[Excerpted records]
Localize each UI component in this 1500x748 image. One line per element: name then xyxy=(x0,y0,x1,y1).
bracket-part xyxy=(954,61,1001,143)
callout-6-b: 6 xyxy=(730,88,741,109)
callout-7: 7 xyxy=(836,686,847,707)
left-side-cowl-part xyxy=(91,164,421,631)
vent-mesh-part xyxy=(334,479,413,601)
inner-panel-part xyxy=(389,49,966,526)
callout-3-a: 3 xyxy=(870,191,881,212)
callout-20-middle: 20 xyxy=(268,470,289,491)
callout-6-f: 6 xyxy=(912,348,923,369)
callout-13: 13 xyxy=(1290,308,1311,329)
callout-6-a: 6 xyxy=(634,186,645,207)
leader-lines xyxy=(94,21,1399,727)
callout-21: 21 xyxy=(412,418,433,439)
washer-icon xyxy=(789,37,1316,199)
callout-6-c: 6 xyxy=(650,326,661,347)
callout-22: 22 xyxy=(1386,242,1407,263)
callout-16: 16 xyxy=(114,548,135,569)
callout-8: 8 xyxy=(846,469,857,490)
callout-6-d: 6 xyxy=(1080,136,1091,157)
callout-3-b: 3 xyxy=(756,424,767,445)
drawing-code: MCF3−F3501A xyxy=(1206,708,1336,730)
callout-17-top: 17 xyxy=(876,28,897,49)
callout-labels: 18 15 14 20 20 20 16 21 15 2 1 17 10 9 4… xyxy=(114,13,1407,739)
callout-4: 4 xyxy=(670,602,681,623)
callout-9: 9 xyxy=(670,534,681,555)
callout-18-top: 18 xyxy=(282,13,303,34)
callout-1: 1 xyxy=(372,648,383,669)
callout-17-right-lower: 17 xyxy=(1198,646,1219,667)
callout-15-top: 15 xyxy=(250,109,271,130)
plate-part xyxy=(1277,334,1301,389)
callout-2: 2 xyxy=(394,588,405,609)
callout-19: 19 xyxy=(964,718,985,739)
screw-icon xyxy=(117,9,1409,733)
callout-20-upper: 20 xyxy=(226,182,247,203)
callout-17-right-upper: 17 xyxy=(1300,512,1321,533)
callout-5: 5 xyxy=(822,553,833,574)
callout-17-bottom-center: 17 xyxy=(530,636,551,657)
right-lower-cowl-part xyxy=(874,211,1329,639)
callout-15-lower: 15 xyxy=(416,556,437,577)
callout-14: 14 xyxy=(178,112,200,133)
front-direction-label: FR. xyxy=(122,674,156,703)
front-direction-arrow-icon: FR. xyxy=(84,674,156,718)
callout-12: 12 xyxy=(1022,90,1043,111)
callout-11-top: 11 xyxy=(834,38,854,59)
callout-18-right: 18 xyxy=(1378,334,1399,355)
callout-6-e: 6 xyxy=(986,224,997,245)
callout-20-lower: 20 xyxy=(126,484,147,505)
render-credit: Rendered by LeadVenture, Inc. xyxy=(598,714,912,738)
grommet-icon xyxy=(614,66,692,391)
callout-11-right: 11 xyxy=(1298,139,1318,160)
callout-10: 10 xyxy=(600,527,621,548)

[Exercise instructions] Reproduce the entire listing above verbatim, keeping every line unchanged and in its original order.

[Solution]
Localize each UI component in this 1500x748 image. One line per element: name then xyxy=(x0,y0,x1,y1).
bracket-part xyxy=(954,61,1001,143)
callout-6-b: 6 xyxy=(730,88,741,109)
callout-7: 7 xyxy=(836,686,847,707)
left-side-cowl-part xyxy=(91,164,421,631)
vent-mesh-part xyxy=(334,479,413,601)
inner-panel-part xyxy=(389,49,966,526)
callout-3-a: 3 xyxy=(870,191,881,212)
callout-20-middle: 20 xyxy=(268,470,289,491)
callout-6-f: 6 xyxy=(912,348,923,369)
callout-13: 13 xyxy=(1290,308,1311,329)
callout-6-a: 6 xyxy=(634,186,645,207)
leader-lines xyxy=(94,21,1399,727)
callout-21: 21 xyxy=(412,418,433,439)
washer-icon xyxy=(789,37,1316,199)
callout-6-c: 6 xyxy=(650,326,661,347)
callout-22: 22 xyxy=(1386,242,1407,263)
callout-16: 16 xyxy=(114,548,135,569)
callout-8: 8 xyxy=(846,469,857,490)
callout-6-d: 6 xyxy=(1080,136,1091,157)
callout-3-b: 3 xyxy=(756,424,767,445)
drawing-code: MCF3−F3501A xyxy=(1206,708,1336,730)
callout-17-top: 17 xyxy=(876,28,897,49)
callout-labels: 18 15 14 20 20 20 16 21 15 2 1 17 10 9 4… xyxy=(114,13,1407,739)
callout-4: 4 xyxy=(670,602,681,623)
callout-9: 9 xyxy=(670,534,681,555)
callout-18-top: 18 xyxy=(282,13,303,34)
callout-1: 1 xyxy=(372,648,383,669)
callout-17-right-lower: 17 xyxy=(1198,646,1219,667)
callout-15-top: 15 xyxy=(250,109,271,130)
plate-part xyxy=(1277,334,1301,389)
callout-2: 2 xyxy=(394,588,405,609)
callout-19: 19 xyxy=(964,718,985,739)
screw-icon xyxy=(117,9,1409,733)
callout-20-upper: 20 xyxy=(226,182,247,203)
callout-17-right-upper: 17 xyxy=(1300,512,1321,533)
callout-5: 5 xyxy=(822,553,833,574)
callout-17-bottom-center: 17 xyxy=(530,636,551,657)
right-lower-cowl-part xyxy=(874,211,1329,639)
callout-15-lower: 15 xyxy=(416,556,437,577)
callout-14: 14 xyxy=(178,112,200,133)
front-direction-label: FR. xyxy=(122,674,156,703)
front-direction-arrow-icon: FR. xyxy=(84,674,156,718)
callout-12: 12 xyxy=(1022,90,1043,111)
callout-11-top: 11 xyxy=(834,38,854,59)
callout-18-right: 18 xyxy=(1378,334,1399,355)
callout-6-e: 6 xyxy=(986,224,997,245)
callout-20-lower: 20 xyxy=(126,484,147,505)
render-credit: Rendered by LeadVenture, Inc. xyxy=(598,714,912,738)
grommet-icon xyxy=(614,66,692,391)
callout-11-right: 11 xyxy=(1298,139,1318,160)
callout-10: 10 xyxy=(600,527,621,548)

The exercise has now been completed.